● Task to carry out: Pictures aside, repeat every entry exactly.

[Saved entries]
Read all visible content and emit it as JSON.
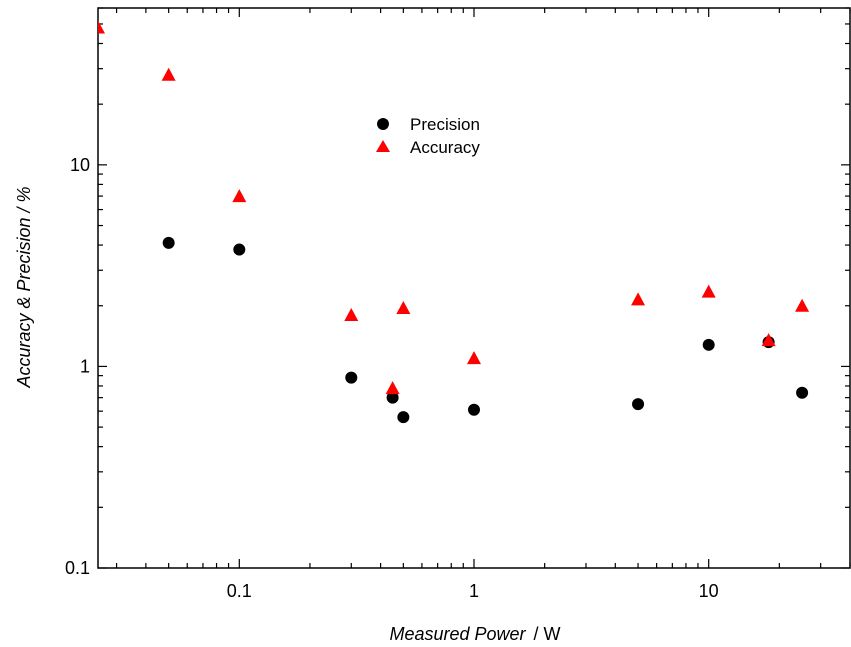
{
  "chart_data": {
    "type": "scatter",
    "xscale": "log",
    "yscale": "log",
    "xlim": [
      0.025,
      40
    ],
    "ylim": [
      0.1,
      60
    ],
    "xticks": [
      {
        "value": 0.1,
        "label": "0.1"
      },
      {
        "value": 1,
        "label": "1"
      },
      {
        "value": 10,
        "label": "10"
      }
    ],
    "yticks": [
      {
        "value": 0.1,
        "label": "0.1"
      },
      {
        "value": 1,
        "label": "1"
      },
      {
        "value": 10,
        "label": "10"
      }
    ],
    "xlabel": "Measured Power",
    "xlabel_unit": "/ W",
    "ylabel": "Accuracy & Precision / %",
    "grid": false,
    "legend_position": "top-center",
    "series": [
      {
        "name": "Precision",
        "marker": "circle",
        "color": "#000000",
        "points": [
          [
            0.05,
            4.1
          ],
          [
            0.1,
            3.8
          ],
          [
            0.3,
            0.88
          ],
          [
            0.45,
            0.7
          ],
          [
            0.5,
            0.56
          ],
          [
            1,
            0.61
          ],
          [
            5,
            0.65
          ],
          [
            10,
            1.28
          ],
          [
            18,
            1.32
          ],
          [
            25,
            0.74
          ]
        ]
      },
      {
        "name": "Accuracy",
        "marker": "triangle",
        "color": "#ff0000",
        "points": [
          [
            0.025,
            48
          ],
          [
            0.05,
            28
          ],
          [
            0.1,
            7.0
          ],
          [
            0.3,
            1.8
          ],
          [
            0.45,
            0.78
          ],
          [
            0.5,
            1.95
          ],
          [
            1,
            1.1
          ],
          [
            5,
            2.15
          ],
          [
            10,
            2.35
          ],
          [
            18,
            1.35
          ],
          [
            25,
            2.0
          ]
        ]
      }
    ]
  }
}
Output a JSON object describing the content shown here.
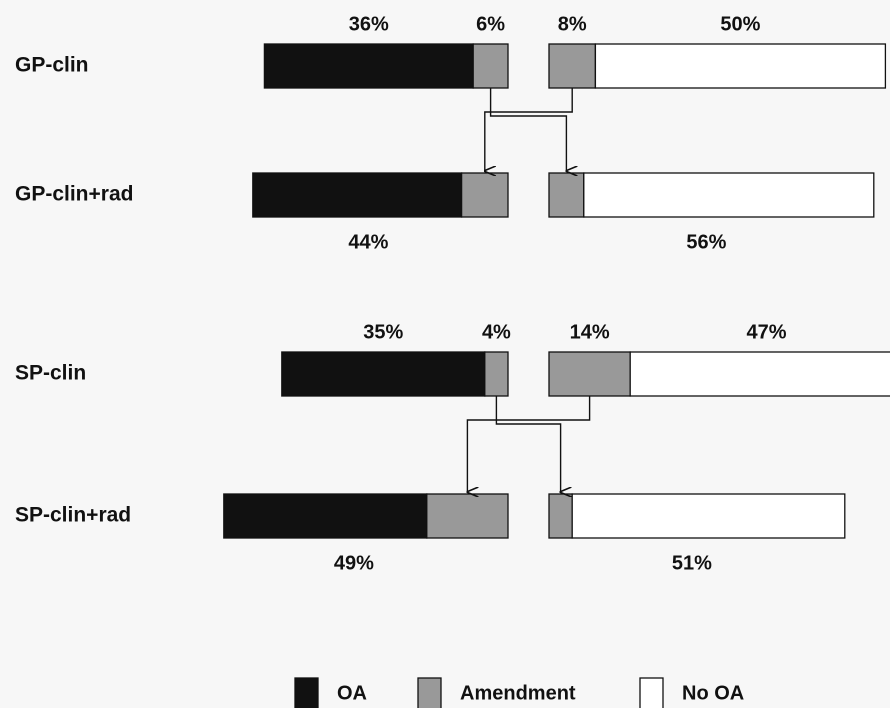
{
  "chart_data": {
    "type": "split-bar",
    "categories": [
      "GP-clin",
      "GP-clin+rad",
      "SP-clin",
      "SP-clin+rad"
    ],
    "series": [
      {
        "name": "OA",
        "color": "#111111",
        "side": "left",
        "values": [
          36,
          36,
          35,
          35
        ],
        "value_labels": [
          "36%",
          null,
          "35%",
          null
        ]
      },
      {
        "name": "Amendment",
        "color": "#999999",
        "side": "left",
        "values": [
          6,
          8,
          4,
          14
        ],
        "value_labels": [
          "6%",
          null,
          "4%",
          null
        ]
      },
      {
        "name": "Amendment",
        "color": "#999999",
        "side": "right",
        "values": [
          8,
          6,
          14,
          4
        ],
        "value_labels": [
          "8%",
          null,
          "14%",
          null
        ]
      },
      {
        "name": "No OA",
        "color": "#ffffff",
        "side": "right",
        "values": [
          50,
          50,
          47,
          47
        ],
        "value_labels": [
          "50%",
          null,
          "47%",
          null
        ]
      }
    ],
    "totals": [
      {
        "side": "left",
        "values": [
          null,
          44,
          null,
          49
        ],
        "value_labels": [
          null,
          "44%",
          null,
          "49%"
        ]
      },
      {
        "side": "right",
        "values": [
          null,
          56,
          null,
          51
        ],
        "value_labels": [
          null,
          "56%",
          null,
          "51%"
        ]
      }
    ]
  }
}
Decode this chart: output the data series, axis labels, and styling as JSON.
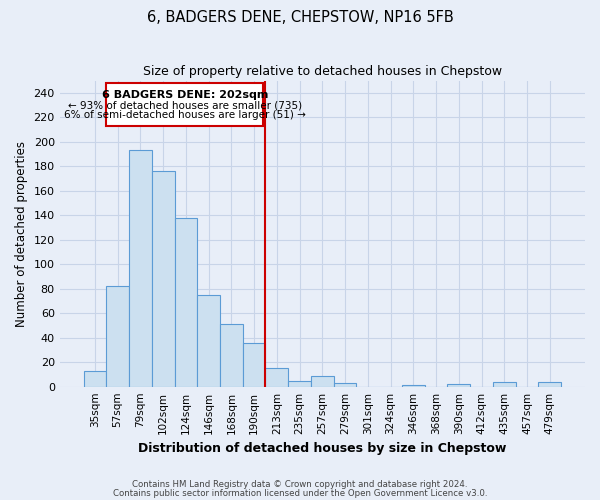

● Answer to this problem:
Read all visible content and emit it as JSON.
{
  "chart_data": {
    "type": "scatter",
    "xscale": "log",
    "yscale": "log",
    "xlim": [
      0.025,
      40
    ],
    "ylim": [
      0.1,
      60
    ],
    "xticks": [
      {
        "value": 0.1,
        "label": "0.1"
      },
      {
        "value": 1,
        "label": "1"
      },
      {
        "value": 10,
        "label": "10"
      }
    ],
    "yticks": [
      {
        "value": 0.1,
        "label": "0.1"
      },
      {
        "value": 1,
        "label": "1"
      },
      {
        "value": 10,
        "label": "10"
      }
    ],
    "xlabel": "Measured Power",
    "xlabel_unit": "/ W",
    "ylabel": "Accuracy & Precision / %",
    "grid": false,
    "legend_position": "top-center",
    "series": [
      {
        "name": "Precision",
        "marker": "circle",
        "color": "#000000",
        "points": [
          [
            0.05,
            4.1
          ],
          [
            0.1,
            3.8
          ],
          [
            0.3,
            0.88
          ],
          [
            0.45,
            0.7
          ],
          [
            0.5,
            0.56
          ],
          [
            1,
            0.61
          ],
          [
            5,
            0.65
          ],
          [
            10,
            1.28
          ],
          [
            18,
            1.32
          ],
          [
            25,
            0.74
          ]
        ]
      },
      {
        "name": "Accuracy",
        "marker": "triangle",
        "color": "#ff0000",
        "points": [
          [
            0.025,
            48
          ],
          [
            0.05,
            28
          ],
          [
            0.1,
            7.0
          ],
          [
            0.3,
            1.8
          ],
          [
            0.45,
            0.78
          ],
          [
            0.5,
            1.95
          ],
          [
            1,
            1.1
          ],
          [
            5,
            2.15
          ],
          [
            10,
            2.35
          ],
          [
            18,
            1.35
          ],
          [
            25,
            2.0
          ]
        ]
      }
    ]
  }
}
Output a JSON object describing the content shown here.
{
  "chart_data": {
    "type": "split-bar",
    "categories": [
      "GP-clin",
      "GP-clin+rad",
      "SP-clin",
      "SP-clin+rad"
    ],
    "series": [
      {
        "name": "OA",
        "color": "#111111",
        "side": "left",
        "values": [
          36,
          36,
          35,
          35
        ],
        "value_labels": [
          "36%",
          null,
          "35%",
          null
        ]
      },
      {
        "name": "Amendment",
        "color": "#999999",
        "side": "left",
        "values": [
          6,
          8,
          4,
          14
        ],
        "value_labels": [
          "6%",
          null,
          "4%",
          null
        ]
      },
      {
        "name": "Amendment",
        "color": "#999999",
        "side": "right",
        "values": [
          8,
          6,
          14,
          4
        ],
        "value_labels": [
          "8%",
          null,
          "14%",
          null
        ]
      },
      {
        "name": "No OA",
        "color": "#ffffff",
        "side": "right",
        "values": [
          50,
          50,
          47,
          47
        ],
        "value_labels": [
          "50%",
          null,
          "47%",
          null
        ]
      }
    ],
    "totals": [
      {
        "side": "left",
        "values": [
          null,
          44,
          null,
          49
        ],
        "value_labels": [
          null,
          "44%",
          null,
          "49%"
        ]
      },
      {
        "side": "right",
        "values": [
          null,
          56,
          null,
          51
        ],
        "value_labels": [
          null,
          "56%",
          null,
          "51%"
        ]
      }
    ]
  }
}
Decode this chart: output the data series, axis labels, and styling as JSON.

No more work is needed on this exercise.